> Exercise directions: Repeat the records below exactly.

═════ The input

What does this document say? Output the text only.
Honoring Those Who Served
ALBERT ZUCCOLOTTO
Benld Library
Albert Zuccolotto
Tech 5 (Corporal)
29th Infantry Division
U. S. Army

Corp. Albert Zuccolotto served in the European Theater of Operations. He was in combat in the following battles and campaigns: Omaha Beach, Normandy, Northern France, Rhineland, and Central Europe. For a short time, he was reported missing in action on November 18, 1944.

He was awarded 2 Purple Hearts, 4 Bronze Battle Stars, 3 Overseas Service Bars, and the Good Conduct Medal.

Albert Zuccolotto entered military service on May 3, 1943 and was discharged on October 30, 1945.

══════════

> The reply:
What does this document say? Output the text only.
Honoring Those Who Served
ALBERT ZUCCOLOTTO
Benld Library
Albert Zuccolotto
Tech 5 (Corporal)
29th Infantry Division
U. S. Army

Corp. Albert Zuccolotto served in the European Theater of Operations. He was in combat in the following battles and campaigns: Omaha Beach, Normandy, Northern France, Rhineland, and Central Europe. For a short time, he was reported missing in action on November 18, 1944.

He was awarded 2 Purple Hearts, 4 Bronze Battle Stars, 3 Overseas Service Bars, and the Good Conduct Medal.

Albert Zuccolotto entered military service on May 3, 1943 and was discharged on October 30, 1945.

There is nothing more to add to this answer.